DESCRIPTION OF THE TASK:
Copy every line from the material below that holds "assessment".

[Records excerpted from a collection]

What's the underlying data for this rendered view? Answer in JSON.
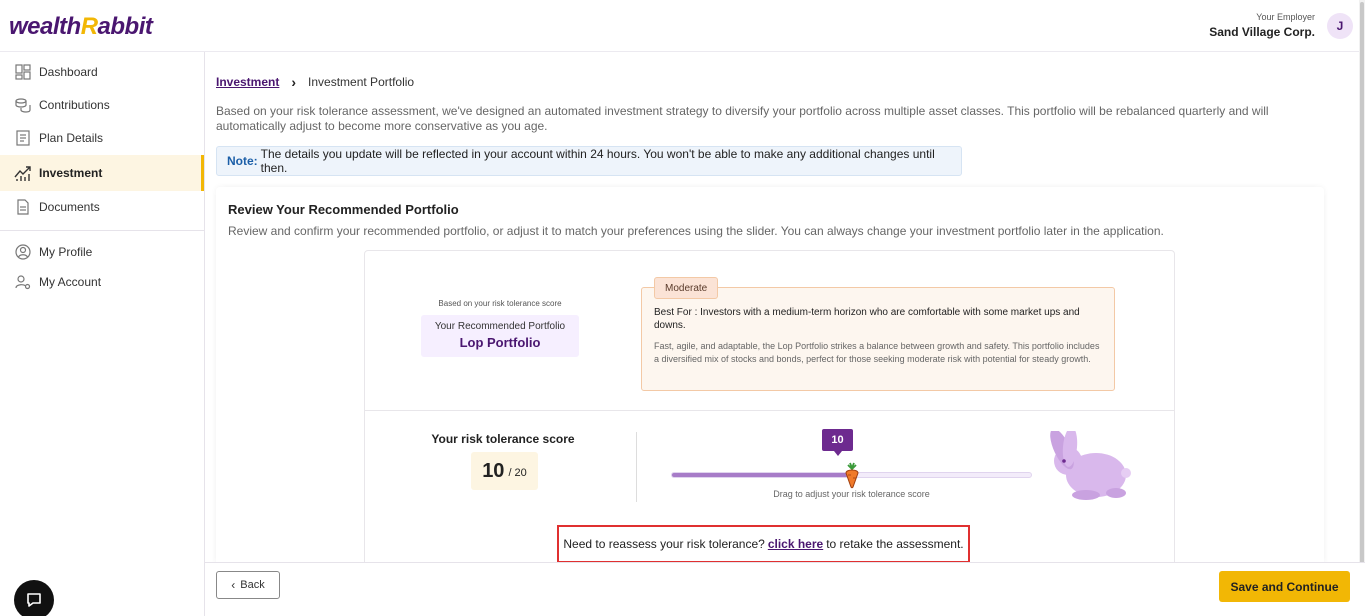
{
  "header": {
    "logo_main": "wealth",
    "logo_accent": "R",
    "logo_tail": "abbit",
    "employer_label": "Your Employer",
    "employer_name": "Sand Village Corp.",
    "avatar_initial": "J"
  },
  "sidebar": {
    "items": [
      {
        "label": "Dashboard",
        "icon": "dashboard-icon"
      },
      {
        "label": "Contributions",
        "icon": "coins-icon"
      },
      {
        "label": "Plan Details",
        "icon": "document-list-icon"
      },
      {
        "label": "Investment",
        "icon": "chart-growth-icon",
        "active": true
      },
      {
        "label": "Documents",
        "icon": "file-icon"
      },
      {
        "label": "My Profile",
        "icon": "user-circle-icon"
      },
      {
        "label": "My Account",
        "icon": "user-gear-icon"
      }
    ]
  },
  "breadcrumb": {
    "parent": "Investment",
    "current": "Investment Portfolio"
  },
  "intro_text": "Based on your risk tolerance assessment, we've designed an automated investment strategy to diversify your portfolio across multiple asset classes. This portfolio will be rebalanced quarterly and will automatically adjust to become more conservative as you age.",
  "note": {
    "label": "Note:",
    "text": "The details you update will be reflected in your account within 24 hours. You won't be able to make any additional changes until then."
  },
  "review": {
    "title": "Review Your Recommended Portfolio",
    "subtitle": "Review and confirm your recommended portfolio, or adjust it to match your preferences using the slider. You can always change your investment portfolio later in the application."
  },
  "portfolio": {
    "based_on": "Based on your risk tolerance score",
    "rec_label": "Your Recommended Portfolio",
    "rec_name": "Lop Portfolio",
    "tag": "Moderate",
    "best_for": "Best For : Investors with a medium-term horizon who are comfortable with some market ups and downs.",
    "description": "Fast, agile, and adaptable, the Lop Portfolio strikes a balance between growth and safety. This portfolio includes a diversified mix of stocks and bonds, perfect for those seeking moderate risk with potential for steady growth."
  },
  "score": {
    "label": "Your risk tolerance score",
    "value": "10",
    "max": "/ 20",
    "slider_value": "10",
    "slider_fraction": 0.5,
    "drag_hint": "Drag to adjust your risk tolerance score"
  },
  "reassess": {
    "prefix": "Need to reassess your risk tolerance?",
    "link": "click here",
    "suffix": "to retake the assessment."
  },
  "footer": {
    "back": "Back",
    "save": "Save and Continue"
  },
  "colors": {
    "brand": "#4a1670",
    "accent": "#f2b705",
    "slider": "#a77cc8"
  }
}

--

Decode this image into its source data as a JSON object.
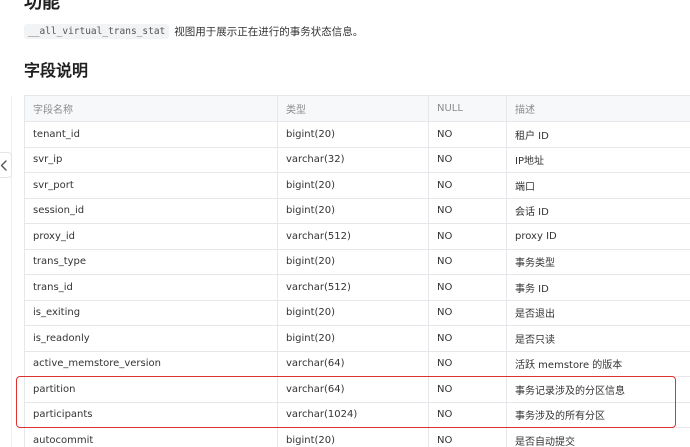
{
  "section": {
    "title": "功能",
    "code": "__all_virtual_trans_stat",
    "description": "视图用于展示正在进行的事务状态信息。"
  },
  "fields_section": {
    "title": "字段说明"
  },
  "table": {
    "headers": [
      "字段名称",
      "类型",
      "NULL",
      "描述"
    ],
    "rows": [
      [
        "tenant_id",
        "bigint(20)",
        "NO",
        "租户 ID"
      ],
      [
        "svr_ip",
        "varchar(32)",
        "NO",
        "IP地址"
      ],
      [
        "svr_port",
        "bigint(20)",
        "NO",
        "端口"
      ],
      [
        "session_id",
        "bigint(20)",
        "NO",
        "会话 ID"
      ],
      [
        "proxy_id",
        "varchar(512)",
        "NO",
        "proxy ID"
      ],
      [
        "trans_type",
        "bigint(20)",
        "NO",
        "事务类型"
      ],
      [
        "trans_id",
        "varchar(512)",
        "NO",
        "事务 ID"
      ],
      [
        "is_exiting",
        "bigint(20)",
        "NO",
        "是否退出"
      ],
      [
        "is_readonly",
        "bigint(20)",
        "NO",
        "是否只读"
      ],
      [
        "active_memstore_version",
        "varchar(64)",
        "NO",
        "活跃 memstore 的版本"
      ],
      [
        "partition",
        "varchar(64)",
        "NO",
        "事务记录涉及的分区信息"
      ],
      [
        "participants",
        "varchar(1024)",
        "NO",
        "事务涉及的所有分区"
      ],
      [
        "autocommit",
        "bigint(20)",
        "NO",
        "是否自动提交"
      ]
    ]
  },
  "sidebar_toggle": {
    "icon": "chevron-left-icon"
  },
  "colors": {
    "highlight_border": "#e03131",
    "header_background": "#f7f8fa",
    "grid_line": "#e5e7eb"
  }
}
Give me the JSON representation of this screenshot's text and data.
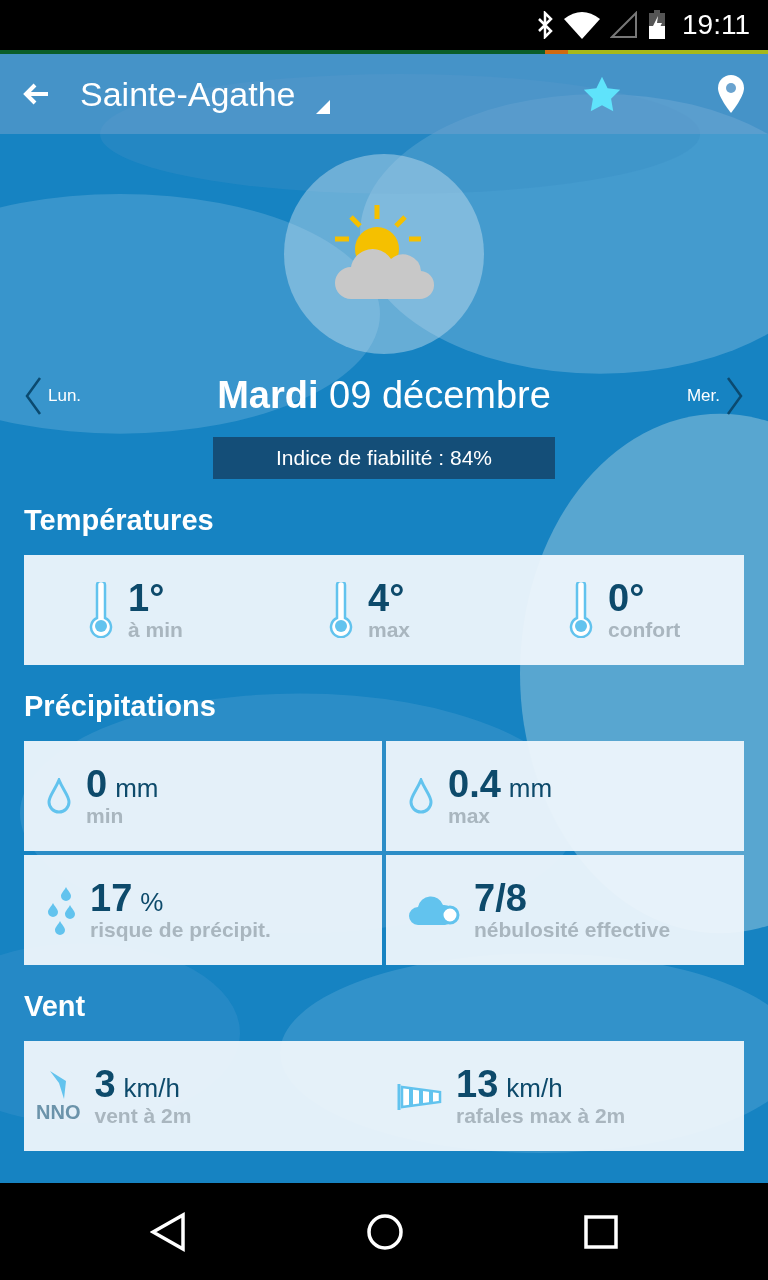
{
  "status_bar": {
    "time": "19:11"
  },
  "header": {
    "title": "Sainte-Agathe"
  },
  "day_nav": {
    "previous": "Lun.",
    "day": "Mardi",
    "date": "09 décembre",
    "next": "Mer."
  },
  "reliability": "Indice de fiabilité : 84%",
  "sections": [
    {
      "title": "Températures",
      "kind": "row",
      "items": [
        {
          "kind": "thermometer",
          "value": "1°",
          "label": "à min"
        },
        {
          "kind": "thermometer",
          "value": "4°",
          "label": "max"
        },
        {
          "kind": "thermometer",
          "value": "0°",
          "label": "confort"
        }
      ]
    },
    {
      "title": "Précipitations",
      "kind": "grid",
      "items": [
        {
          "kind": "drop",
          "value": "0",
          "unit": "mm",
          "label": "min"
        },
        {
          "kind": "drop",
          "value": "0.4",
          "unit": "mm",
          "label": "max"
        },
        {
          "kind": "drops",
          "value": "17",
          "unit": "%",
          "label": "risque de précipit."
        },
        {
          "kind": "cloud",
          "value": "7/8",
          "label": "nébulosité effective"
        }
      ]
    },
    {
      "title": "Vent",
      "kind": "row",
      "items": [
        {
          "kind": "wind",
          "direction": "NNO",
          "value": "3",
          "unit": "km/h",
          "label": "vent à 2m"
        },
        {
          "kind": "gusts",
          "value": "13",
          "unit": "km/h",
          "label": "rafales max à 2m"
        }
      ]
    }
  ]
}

CORRECT RESULT:
  "intro_text": "Based on your risk tolerance assessment, we've designed an automated investment strategy to diversify your portfolio across multiple asset classes. This portfolio will be rebalanced quarterly and will automatically adjust to become more conservative as you age.",
    "suffix": "to retake the assessment."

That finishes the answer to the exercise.